▶ **AIM**: Print every entry exactly as written.

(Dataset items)
○ ○ ○ ○

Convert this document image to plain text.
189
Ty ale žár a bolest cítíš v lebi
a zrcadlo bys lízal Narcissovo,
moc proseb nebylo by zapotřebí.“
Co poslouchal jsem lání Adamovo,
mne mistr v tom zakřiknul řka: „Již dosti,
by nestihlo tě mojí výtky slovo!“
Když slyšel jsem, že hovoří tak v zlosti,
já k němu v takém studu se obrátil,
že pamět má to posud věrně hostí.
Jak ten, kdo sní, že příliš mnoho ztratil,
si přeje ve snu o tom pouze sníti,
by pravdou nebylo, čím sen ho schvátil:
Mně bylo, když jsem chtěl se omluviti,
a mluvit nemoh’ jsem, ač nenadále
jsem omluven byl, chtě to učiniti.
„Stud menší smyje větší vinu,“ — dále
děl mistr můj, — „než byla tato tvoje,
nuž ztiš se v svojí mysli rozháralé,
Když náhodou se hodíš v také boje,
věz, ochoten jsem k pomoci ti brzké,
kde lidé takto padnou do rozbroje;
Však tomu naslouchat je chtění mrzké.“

○ ○ ○ ○

▶ **THE SOLUTION**:
Convert this document image to plain text.
189
Ty ale žár a bolest cítíš v lebi
a zrcadlo bys lízal Narcissovo,
moc proseb nebylo by zapotřebí.“
Co poslouchal jsem lání Adamovo,
mne mistr v tom zakřiknul řka: „Již dosti,
by nestihlo tě mojí výtky slovo!“
Když slyšel jsem, že hovoří tak v zlosti,
já k němu v takém studu se obrátil,
že pamět má to posud věrně hostí.
Jak ten, kdo sní, že příliš mnoho ztratil,
si přeje ve snu o tom pouze sníti,
by pravdou nebylo, čím sen ho schvátil:
Mně bylo, když jsem chtěl se omluviti,
a mluvit nemoh’ jsem, ač nenadále
jsem omluven byl, chtě to učiniti.
„Stud menší smyje větší vinu,“ — dále
děl mistr můj, — „než byla tato tvoje,
nuž ztiš se v svojí mysli rozháralé,
Když náhodou se hodíš v také boje,
věz, ochoten jsem k pomoci ti brzké,
kde lidé takto padnou do rozbroje;
Však tomu naslouchat je chtění mrzké.“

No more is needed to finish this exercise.